**WHAT TO PRODUCE:** Transcribe every line exactly. Leave the pictures behind.

**GIVEN DATA:**

● ● ● ●

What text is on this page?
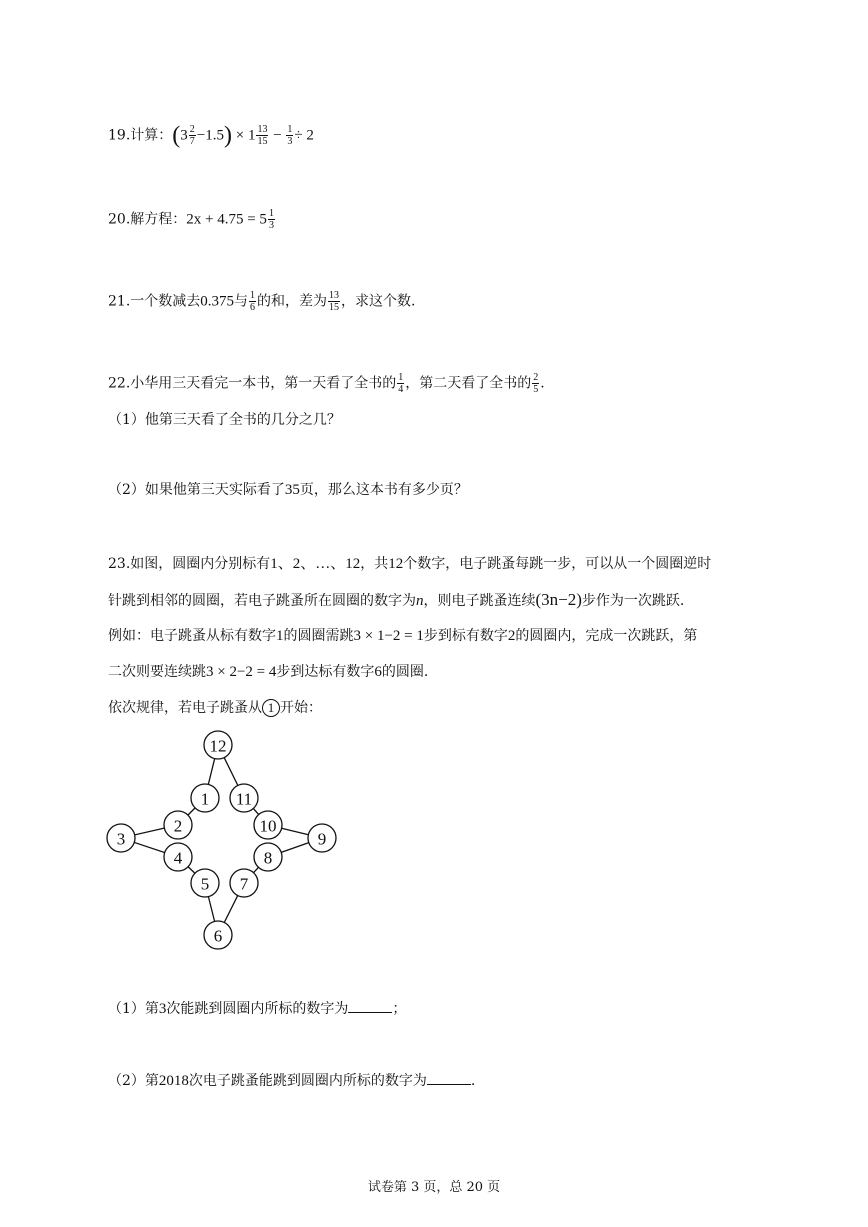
19.计算：$(3 \frac{2}{7} -1.5) \times 1 \frac{13}{15} - \frac{1}{3} \div 2$
20.解方程：$2x + 4.75 = 5 \frac{1}{3}$
21.一个数减去0.375与 $\frac{1}{6}$ 的和，差为 $\frac{13}{15}$ ，求这个数.
22.小华用三天看完一本书，第一天看了全书的 $\frac{1}{4}$ ，第二天看了全书的 $\frac{2}{5}$ .
（1）他第三天看了全书的几分之几？
（2）如果他第三天实际看了35页，那么这本书有多少页？
23.如图，圆圈内分别标有1、2、…、12，共12个数字，电子跳蚤每跳一步，可以从一个圆圈逆时
针跳到相邻的圆圈，若电子跳蚤所在圆圈的数字为n，则电子跳蚤连续(3n−2)步作为一次跳跃.
例如：电子跳蚤从标有数字1的圆圈需跳3 × 1−2 = 1步到标有数字2的圆圈内，完成一次跳跃，第
二次则要连续跳3 × 2−2 = 4步到达标有数字6的圆圈.
依次规律，若电子跳蚤从 1 开始：
12
1 11
2	10
3	9
4	8
5 7
6
（1）第3次能跳到圆圈内所标的数字为	；
（2）第2018次电子跳蚤能跳到圆圈内所标的数字为	.
试卷第 3 页，总 20 页
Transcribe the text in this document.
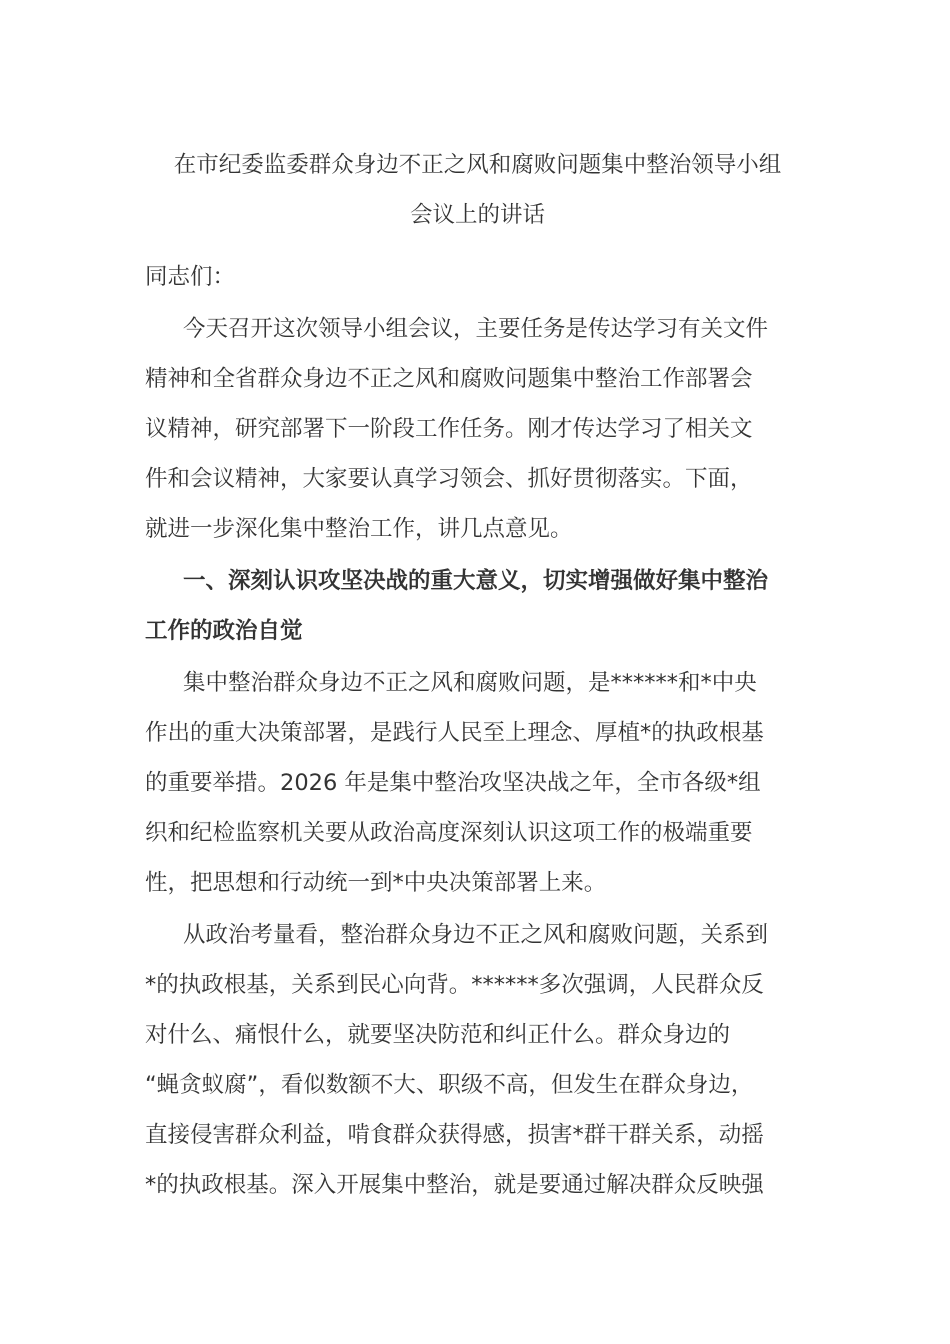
在市纪委监委群众身边不正之风和腐败问题集中整治领导小组
会议上的讲话
同志们：
今天召开这次领导小组会议，主要任务是传达学习有关文件
精神和全省群众身边不正之风和腐败问题集中整治工作部署会
议精神，研究部署下一阶段工作任务。刚才传达学习了相关文
件和会议精神，大家要认真学习领会、抓好贯彻落实。下面，
就进一步深化集中整治工作，讲几点意见。
一、深刻认识攻坚决战的重大意义，切实增强做好集中整治
工作的政治自觉
集中整治群众身边不正之风和腐败问题，是******和*中央
作出的重大决策部署，是践行人民至上理念、厚植*的执政根基
的重要举措。2026 年是集中整治攻坚决战之年，全市各级*组
织和纪检监察机关要从政治高度深刻认识这项工作的极端重要
性，把思想和行动统一到*中央决策部署上来。
从政治考量看，整治群众身边不正之风和腐败问题，关系到
*的执政根基，关系到民心向背。******多次强调，人民群众反
对什么、痛恨什么，就要坚决防范和纠正什么。群众身边的
“蝇贪蚁腐”，看似数额不大、职级不高，但发生在群众身边，
直接侵害群众利益，啃食群众获得感，损害*群干群关系，动摇
*的执政根基。深入开展集中整治，就是要通过解决群众反映强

● ● ● ●

**TASK SOLUTION:**
What text is on this page?
19.计算：$(3 \frac{2}{7} -1.5) \times 1 \frac{13}{15} - \frac{1}{3} \div 2$
20.解方程：$2x + 4.75 = 5 \frac{1}{3}$
21.一个数减去0.375与 $\frac{1}{6}$ 的和，差为 $\frac{13}{15}$ ，求这个数.
22.小华用三天看完一本书，第一天看了全书的 $\frac{1}{4}$ ，第二天看了全书的 $\frac{2}{5}$ .
（1）他第三天看了全书的几分之几？
（2）如果他第三天实际看了35页，那么这本书有多少页？
23.如图，圆圈内分别标有1、2、…、12，共12个数字，电子跳蚤每跳一步，可以从一个圆圈逆时
针跳到相邻的圆圈，若电子跳蚤所在圆圈的数字为n，则电子跳蚤连续(3n−2)步作为一次跳跃.
例如：电子跳蚤从标有数字1的圆圈需跳3 × 1−2 = 1步到标有数字2的圆圈内，完成一次跳跃，第
二次则要连续跳3 × 2−2 = 4步到达标有数字6的圆圈.
依次规律，若电子跳蚤从 1 开始：
12
1 11
2	10
3	9
4	8
5 7
6
（1）第3次能跳到圆圈内所标的数字为	；
（2）第2018次电子跳蚤能跳到圆圈内所标的数字为	.
试卷第 3 页，总 20 页
Transcribe the text in this document.
在市纪委监委群众身边不正之风和腐败问题集中整治领导小组
会议上的讲话
同志们：
今天召开这次领导小组会议，主要任务是传达学习有关文件
精神和全省群众身边不正之风和腐败问题集中整治工作部署会
议精神，研究部署下一阶段工作任务。刚才传达学习了相关文
件和会议精神，大家要认真学习领会、抓好贯彻落实。下面，
就进一步深化集中整治工作，讲几点意见。
一、深刻认识攻坚决战的重大意义，切实增强做好集中整治
工作的政治自觉
集中整治群众身边不正之风和腐败问题，是******和*中央
作出的重大决策部署，是践行人民至上理念、厚植*的执政根基
的重要举措。2026 年是集中整治攻坚决战之年，全市各级*组
织和纪检监察机关要从政治高度深刻认识这项工作的极端重要
性，把思想和行动统一到*中央决策部署上来。
从政治考量看，整治群众身边不正之风和腐败问题，关系到
*的执政根基，关系到民心向背。******多次强调，人民群众反
对什么、痛恨什么，就要坚决防范和纠正什么。群众身边的
“蝇贪蚁腐”，看似数额不大、职级不高，但发生在群众身边，
直接侵害群众利益，啃食群众获得感，损害*群干群关系，动摇
*的执政根基。深入开展集中整治，就是要通过解决群众反映强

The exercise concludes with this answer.